#### Records shown
--- begin ---

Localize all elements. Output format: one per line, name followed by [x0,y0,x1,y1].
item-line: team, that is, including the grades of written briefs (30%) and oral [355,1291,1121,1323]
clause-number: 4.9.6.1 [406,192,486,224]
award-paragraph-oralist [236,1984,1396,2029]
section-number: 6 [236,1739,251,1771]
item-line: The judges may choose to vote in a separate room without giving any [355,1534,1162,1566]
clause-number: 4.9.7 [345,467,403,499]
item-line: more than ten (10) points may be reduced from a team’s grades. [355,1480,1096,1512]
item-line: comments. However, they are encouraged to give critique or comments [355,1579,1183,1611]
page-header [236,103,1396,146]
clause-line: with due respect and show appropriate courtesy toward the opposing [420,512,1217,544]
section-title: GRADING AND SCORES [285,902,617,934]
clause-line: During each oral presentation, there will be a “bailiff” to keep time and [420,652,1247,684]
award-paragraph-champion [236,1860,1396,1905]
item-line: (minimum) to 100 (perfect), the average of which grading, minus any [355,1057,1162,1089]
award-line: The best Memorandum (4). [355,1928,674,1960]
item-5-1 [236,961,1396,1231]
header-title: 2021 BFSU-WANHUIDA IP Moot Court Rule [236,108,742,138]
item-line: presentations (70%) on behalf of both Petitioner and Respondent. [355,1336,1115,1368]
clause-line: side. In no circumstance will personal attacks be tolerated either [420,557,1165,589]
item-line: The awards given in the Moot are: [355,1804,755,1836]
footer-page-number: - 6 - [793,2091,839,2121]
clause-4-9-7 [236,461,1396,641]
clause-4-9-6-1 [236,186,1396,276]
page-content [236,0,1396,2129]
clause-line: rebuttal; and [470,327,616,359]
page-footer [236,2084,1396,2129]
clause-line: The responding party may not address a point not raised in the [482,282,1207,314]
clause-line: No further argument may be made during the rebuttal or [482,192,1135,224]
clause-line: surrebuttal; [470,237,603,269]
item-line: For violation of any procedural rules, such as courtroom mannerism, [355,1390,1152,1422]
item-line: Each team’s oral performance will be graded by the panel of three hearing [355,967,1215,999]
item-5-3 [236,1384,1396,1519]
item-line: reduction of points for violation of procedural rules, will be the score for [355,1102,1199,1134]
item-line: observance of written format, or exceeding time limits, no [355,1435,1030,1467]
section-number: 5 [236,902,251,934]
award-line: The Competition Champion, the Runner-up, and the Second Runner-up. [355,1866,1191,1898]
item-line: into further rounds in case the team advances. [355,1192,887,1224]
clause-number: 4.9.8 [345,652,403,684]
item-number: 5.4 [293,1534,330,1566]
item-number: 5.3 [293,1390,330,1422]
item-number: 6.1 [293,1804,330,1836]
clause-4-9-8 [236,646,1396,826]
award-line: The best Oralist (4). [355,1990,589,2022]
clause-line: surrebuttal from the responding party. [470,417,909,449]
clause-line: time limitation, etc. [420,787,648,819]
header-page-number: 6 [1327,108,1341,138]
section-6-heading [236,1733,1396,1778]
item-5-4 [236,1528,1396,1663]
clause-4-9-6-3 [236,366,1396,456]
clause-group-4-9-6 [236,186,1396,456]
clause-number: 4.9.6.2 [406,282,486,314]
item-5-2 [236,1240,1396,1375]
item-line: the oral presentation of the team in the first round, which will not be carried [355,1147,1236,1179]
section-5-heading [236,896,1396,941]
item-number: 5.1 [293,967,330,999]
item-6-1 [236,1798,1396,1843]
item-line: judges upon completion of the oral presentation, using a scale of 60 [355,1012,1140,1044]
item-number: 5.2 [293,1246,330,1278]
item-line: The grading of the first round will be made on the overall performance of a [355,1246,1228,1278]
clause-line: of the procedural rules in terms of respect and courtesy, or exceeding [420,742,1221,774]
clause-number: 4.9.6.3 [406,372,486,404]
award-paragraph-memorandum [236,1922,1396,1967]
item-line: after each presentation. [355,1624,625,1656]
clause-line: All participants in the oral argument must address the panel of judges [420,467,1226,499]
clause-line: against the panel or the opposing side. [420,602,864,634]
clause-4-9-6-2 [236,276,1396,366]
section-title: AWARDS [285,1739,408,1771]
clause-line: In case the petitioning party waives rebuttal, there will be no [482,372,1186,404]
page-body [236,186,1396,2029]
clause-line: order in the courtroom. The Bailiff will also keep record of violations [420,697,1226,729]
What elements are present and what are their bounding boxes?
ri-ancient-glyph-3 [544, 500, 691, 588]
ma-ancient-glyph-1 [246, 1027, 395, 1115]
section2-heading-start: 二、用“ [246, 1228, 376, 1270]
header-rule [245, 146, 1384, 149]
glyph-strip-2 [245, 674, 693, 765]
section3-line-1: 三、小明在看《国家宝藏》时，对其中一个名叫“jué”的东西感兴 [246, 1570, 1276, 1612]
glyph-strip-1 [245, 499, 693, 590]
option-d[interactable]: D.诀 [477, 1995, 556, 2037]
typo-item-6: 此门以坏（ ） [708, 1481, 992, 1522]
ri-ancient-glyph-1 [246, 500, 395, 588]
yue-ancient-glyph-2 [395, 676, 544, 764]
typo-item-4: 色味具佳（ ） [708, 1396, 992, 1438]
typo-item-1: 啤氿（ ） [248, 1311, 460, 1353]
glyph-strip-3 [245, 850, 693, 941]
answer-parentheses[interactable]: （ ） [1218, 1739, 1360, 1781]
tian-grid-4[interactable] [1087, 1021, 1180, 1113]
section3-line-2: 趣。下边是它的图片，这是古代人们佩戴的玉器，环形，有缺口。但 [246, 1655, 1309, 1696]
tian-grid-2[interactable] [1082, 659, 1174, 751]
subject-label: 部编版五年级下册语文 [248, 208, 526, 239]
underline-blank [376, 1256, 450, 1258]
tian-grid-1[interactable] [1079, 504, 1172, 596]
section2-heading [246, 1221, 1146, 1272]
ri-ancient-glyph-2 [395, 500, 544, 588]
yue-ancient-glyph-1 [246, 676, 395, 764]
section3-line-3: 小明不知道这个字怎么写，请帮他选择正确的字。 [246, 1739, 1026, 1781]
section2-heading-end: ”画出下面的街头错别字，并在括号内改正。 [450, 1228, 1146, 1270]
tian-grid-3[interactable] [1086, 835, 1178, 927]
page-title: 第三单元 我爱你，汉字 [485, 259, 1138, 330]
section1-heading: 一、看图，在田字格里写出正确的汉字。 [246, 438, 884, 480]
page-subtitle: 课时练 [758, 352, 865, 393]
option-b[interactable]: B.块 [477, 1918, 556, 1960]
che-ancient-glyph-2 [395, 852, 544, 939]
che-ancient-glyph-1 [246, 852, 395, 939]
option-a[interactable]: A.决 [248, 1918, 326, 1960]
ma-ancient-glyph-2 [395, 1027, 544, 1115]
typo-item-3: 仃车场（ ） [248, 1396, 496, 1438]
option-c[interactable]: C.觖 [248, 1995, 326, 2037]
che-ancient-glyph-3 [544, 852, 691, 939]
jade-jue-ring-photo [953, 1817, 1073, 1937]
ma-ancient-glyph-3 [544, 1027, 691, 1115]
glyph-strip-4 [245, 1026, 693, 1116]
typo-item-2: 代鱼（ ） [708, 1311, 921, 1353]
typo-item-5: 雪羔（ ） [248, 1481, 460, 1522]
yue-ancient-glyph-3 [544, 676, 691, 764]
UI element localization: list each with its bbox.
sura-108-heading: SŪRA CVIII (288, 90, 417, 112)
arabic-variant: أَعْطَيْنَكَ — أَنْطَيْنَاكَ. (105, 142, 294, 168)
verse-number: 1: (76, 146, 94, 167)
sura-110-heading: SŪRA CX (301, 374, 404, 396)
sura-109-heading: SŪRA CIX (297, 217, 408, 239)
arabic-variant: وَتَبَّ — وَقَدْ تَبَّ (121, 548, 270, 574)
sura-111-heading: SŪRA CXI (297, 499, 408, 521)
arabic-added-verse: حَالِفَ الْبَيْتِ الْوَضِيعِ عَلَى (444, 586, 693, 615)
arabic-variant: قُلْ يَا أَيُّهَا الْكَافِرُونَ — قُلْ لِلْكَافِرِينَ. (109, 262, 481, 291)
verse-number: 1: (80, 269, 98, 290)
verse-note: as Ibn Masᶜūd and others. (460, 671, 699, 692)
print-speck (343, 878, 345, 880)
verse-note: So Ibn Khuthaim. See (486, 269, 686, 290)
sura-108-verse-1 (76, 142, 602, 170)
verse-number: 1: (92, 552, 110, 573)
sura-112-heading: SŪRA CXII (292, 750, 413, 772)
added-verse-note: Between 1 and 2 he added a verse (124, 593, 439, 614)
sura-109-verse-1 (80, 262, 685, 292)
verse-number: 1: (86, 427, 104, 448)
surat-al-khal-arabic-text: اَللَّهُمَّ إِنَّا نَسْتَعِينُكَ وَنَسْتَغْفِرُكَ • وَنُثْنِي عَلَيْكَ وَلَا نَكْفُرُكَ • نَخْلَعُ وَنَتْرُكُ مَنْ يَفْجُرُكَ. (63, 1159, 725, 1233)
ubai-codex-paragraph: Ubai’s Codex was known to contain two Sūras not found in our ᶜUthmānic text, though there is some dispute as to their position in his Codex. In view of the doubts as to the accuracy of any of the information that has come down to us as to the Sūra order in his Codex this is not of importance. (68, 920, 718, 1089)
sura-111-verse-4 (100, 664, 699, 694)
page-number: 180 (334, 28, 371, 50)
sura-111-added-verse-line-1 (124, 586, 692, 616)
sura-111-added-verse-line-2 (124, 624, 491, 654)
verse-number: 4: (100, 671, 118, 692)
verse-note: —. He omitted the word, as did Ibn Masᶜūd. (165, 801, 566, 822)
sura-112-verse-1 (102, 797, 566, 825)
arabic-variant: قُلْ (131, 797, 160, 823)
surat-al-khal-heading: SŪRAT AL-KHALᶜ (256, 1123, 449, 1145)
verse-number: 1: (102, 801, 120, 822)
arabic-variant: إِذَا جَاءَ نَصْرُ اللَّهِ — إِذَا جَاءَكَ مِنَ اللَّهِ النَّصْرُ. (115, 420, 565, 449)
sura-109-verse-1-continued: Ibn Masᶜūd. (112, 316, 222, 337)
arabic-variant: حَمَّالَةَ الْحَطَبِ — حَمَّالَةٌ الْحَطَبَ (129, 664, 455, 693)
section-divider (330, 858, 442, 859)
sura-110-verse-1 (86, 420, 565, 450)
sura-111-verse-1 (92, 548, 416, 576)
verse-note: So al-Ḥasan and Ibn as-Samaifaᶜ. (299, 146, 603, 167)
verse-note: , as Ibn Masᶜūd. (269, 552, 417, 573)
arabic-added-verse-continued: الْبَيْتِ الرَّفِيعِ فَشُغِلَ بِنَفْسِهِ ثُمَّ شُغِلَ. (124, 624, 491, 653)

--- end ---

Pick out and copy every line of the items above that contains the word "procedural". Case counts when matching.

item-line: For violation of any procedural rules, such as courtroom mannerism, [355,1390,1152,1422]
item-line: reduction of points for violation of procedural rules, will be the score for [355,1102,1199,1134]
clause-line: of the procedural rules in terms of respect and courtesy, or exceeding [420,742,1221,774]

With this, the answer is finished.